── Records for the task ──

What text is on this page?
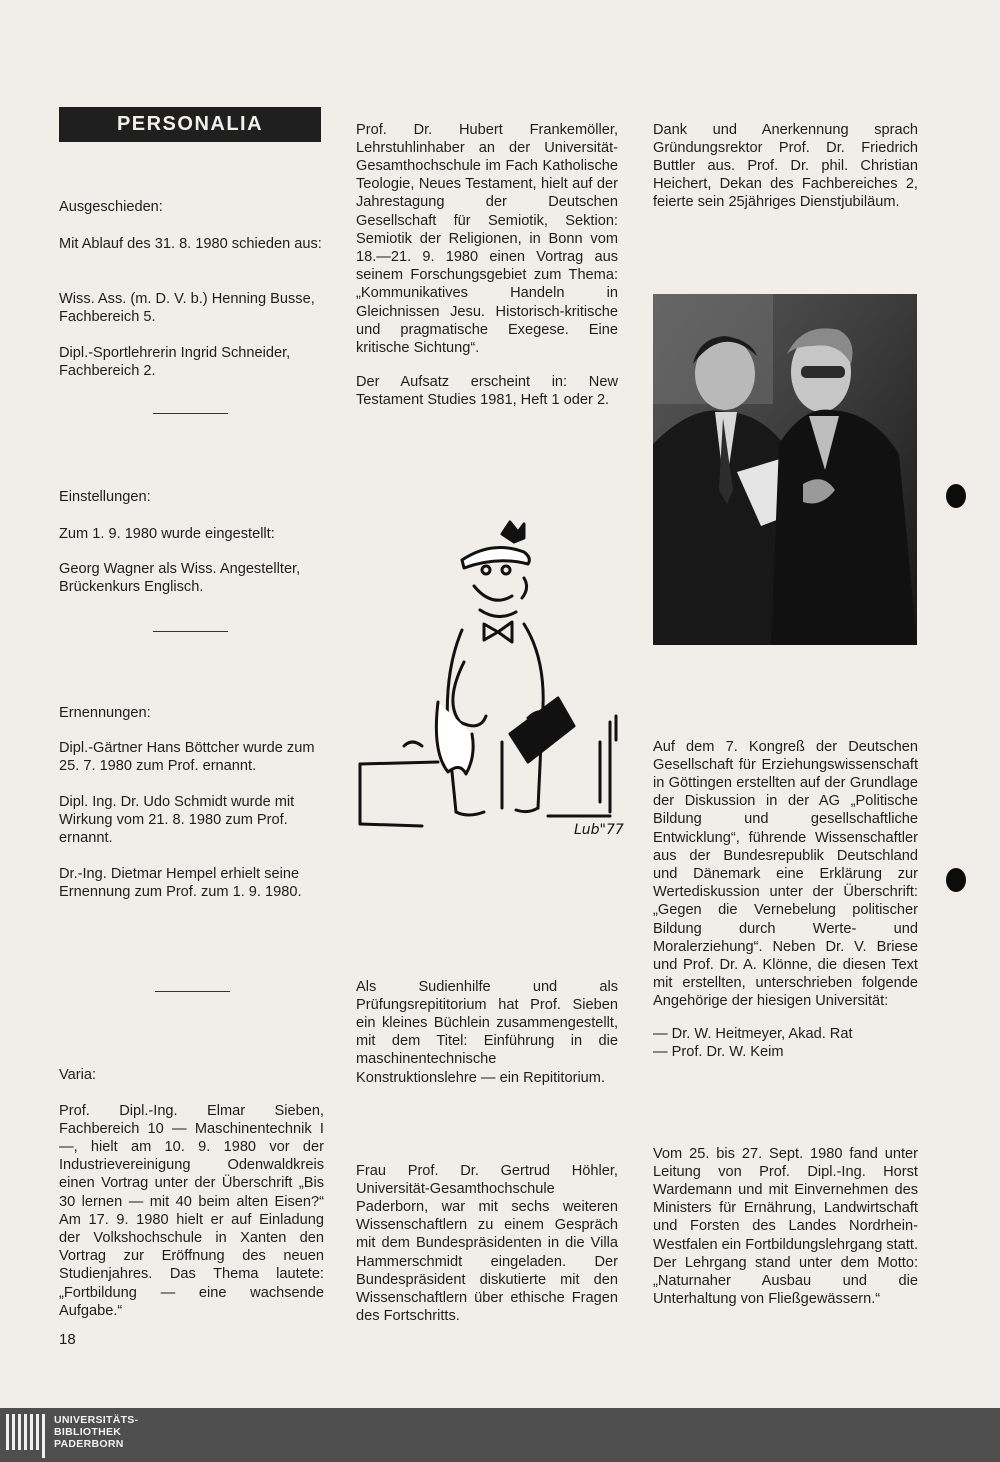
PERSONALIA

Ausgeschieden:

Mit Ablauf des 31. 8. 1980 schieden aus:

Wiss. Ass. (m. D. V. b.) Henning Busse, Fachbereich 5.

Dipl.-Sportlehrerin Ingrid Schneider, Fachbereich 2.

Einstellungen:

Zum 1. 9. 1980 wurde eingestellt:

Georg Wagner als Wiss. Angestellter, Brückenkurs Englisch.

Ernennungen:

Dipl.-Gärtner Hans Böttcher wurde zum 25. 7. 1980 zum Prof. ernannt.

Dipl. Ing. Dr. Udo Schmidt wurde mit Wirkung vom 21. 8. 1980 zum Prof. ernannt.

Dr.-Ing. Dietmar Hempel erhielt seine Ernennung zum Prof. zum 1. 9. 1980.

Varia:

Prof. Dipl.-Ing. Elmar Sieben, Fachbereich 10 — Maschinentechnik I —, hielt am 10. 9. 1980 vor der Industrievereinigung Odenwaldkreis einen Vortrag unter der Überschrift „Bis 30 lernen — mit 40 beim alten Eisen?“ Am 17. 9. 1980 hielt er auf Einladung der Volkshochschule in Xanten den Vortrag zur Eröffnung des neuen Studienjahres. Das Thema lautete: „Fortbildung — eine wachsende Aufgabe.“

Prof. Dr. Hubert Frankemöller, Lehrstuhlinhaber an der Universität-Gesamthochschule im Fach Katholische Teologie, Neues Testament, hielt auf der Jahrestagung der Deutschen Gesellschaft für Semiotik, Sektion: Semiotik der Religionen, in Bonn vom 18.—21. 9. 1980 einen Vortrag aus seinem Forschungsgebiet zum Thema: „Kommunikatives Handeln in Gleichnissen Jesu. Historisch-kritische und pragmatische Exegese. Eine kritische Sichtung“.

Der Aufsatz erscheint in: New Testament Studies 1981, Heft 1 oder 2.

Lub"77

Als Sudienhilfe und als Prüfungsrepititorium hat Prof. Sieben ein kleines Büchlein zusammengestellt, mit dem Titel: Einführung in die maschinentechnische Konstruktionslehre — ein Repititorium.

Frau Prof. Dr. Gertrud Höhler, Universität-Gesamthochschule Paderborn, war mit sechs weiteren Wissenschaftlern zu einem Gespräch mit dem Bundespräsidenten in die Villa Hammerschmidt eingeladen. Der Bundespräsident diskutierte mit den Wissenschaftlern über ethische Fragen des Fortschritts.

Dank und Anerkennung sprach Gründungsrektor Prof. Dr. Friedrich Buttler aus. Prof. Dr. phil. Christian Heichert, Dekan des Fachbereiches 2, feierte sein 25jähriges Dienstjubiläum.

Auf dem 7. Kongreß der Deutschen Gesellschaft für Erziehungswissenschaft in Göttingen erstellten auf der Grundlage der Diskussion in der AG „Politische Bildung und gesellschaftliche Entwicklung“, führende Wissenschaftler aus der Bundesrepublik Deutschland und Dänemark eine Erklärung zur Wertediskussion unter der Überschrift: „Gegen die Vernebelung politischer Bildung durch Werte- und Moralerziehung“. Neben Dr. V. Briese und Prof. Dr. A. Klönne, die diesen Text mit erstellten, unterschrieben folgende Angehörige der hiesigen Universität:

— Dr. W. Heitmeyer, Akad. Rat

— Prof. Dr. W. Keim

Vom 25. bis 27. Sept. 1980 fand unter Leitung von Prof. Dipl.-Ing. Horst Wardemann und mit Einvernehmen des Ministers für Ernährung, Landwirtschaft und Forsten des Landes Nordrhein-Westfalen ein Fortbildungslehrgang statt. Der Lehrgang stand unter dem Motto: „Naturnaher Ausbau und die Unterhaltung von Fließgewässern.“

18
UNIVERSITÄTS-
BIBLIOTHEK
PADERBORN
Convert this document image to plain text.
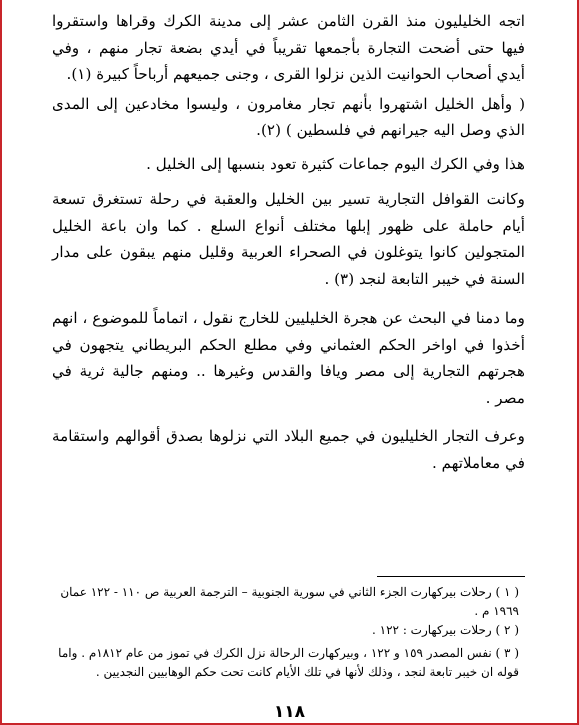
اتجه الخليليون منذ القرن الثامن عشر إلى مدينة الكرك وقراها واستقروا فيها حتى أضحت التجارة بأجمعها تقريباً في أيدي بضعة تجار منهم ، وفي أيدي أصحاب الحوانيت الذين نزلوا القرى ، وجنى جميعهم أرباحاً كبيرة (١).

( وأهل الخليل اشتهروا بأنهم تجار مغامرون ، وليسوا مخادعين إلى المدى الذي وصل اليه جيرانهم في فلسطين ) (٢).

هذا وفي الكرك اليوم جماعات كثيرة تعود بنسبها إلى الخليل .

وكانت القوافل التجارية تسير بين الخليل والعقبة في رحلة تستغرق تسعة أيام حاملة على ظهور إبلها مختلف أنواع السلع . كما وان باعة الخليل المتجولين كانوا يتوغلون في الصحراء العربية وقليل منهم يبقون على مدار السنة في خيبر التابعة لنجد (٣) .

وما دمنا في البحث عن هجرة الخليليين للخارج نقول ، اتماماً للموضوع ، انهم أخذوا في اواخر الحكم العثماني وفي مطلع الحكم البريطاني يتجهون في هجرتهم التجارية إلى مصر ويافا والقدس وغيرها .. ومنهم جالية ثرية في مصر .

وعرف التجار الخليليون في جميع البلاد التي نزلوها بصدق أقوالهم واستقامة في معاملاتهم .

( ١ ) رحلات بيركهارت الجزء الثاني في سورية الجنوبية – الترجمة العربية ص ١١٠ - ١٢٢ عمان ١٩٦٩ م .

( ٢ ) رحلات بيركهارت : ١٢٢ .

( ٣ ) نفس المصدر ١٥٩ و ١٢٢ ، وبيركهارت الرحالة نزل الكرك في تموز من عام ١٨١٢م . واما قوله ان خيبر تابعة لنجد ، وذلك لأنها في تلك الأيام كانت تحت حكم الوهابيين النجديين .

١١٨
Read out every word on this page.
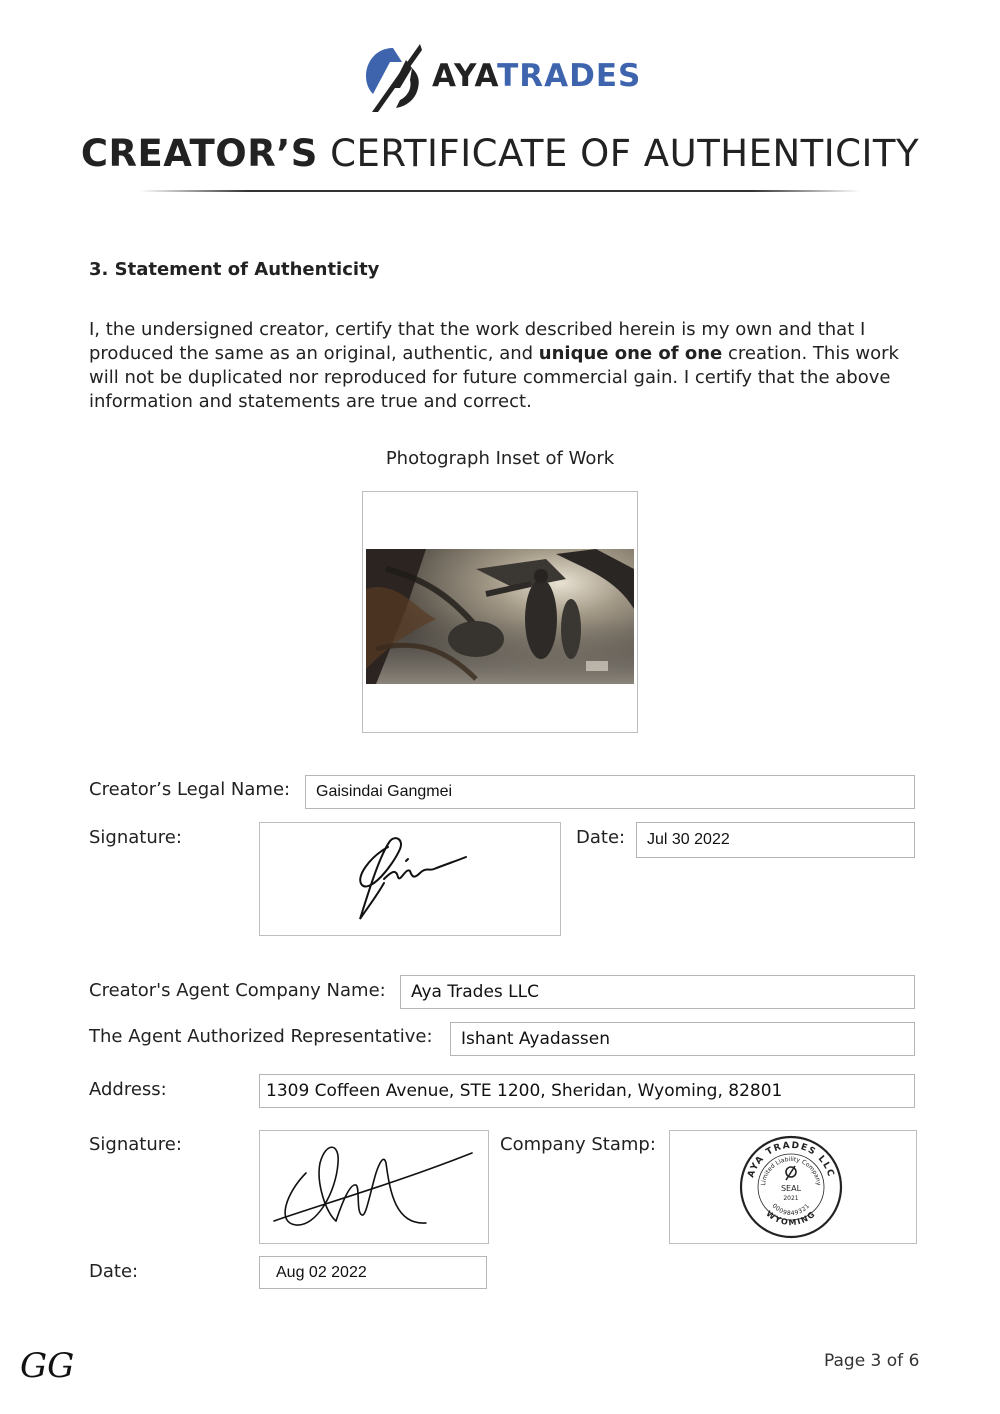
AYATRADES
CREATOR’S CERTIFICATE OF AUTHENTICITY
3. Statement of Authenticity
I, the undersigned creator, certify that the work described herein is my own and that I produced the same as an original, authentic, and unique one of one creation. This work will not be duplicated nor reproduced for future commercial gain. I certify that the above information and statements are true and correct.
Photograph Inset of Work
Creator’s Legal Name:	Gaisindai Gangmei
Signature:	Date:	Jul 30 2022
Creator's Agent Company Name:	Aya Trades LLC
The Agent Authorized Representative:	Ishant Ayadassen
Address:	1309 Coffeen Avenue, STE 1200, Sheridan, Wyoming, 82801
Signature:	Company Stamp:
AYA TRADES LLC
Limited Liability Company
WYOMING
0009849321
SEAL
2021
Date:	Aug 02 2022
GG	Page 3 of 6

───

Leaving the pictures out, set down exactly the lines from the one with "Convert this document image to plain text." through the end of the records.

(Answer)
Convert this document image to plain text.
اتجه الخليليون منذ القرن الثامن عشر إلى مدينة الكرك وقراها واستقروا فيها حتى أضحت التجارة بأجمعها تقريباً في أيدي بضعة تجار منهم ، وفي أيدي أصحاب الحوانيت الذين نزلوا القرى ، وجنى جميعهم أرباحاً كبيرة (١).

( وأهل الخليل اشتهروا بأنهم تجار مغامرون ، وليسوا مخادعين إلى المدى الذي وصل اليه جيرانهم في فلسطين ) (٢).

هذا وفي الكرك اليوم جماعات كثيرة تعود بنسبها إلى الخليل .

وكانت القوافل التجارية تسير بين الخليل والعقبة في رحلة تستغرق تسعة أيام حاملة على ظهور إبلها مختلف أنواع السلع . كما وان باعة الخليل المتجولين كانوا يتوغلون في الصحراء العربية وقليل منهم يبقون على مدار السنة في خيبر التابعة لنجد (٣) .

وما دمنا في البحث عن هجرة الخليليين للخارج نقول ، اتماماً للموضوع ، انهم أخذوا في اواخر الحكم العثماني وفي مطلع الحكم البريطاني يتجهون في هجرتهم التجارية إلى مصر ويافا والقدس وغيرها .. ومنهم جالية ثرية في مصر .

وعرف التجار الخليليون في جميع البلاد التي نزلوها بصدق أقوالهم واستقامة في معاملاتهم .

( ١ ) رحلات بيركهارت الجزء الثاني في سورية الجنوبية – الترجمة العربية ص ١١٠ - ١٢٢ عمان ١٩٦٩ م .

( ٢ ) رحلات بيركهارت : ١٢٢ .

( ٣ ) نفس المصدر ١٥٩ و ١٢٢ ، وبيركهارت الرحالة نزل الكرك في تموز من عام ١٨١٢م . واما قوله ان خيبر تابعة لنجد ، وذلك لأنها في تلك الأيام كانت تحت حكم الوهابيين النجديين .

١١٨
Read out every word on this page.
AYATRADES
CREATOR’S CERTIFICATE OF AUTHENTICITY
3. Statement of Authenticity
I, the undersigned creator, certify that the work described herein is my own and that I produced the same as an original, authentic, and unique one of one creation. This work will not be duplicated nor reproduced for future commercial gain. I certify that the above information and statements are true and correct.
Photograph Inset of Work
Creator’s Legal Name:	Gaisindai Gangmei
Signature:	Date:	Jul 30 2022
Creator's Agent Company Name:	Aya Trades LLC
The Agent Authorized Representative:	Ishant Ayadassen
Address:	1309 Coffeen Avenue, STE 1200, Sheridan, Wyoming, 82801
Signature:	Company Stamp:
AYA TRADES LLC
Limited Liability Company
WYOMING
0009849321
SEAL
2021
Date:	Aug 02 2022
GG	Page 3 of 6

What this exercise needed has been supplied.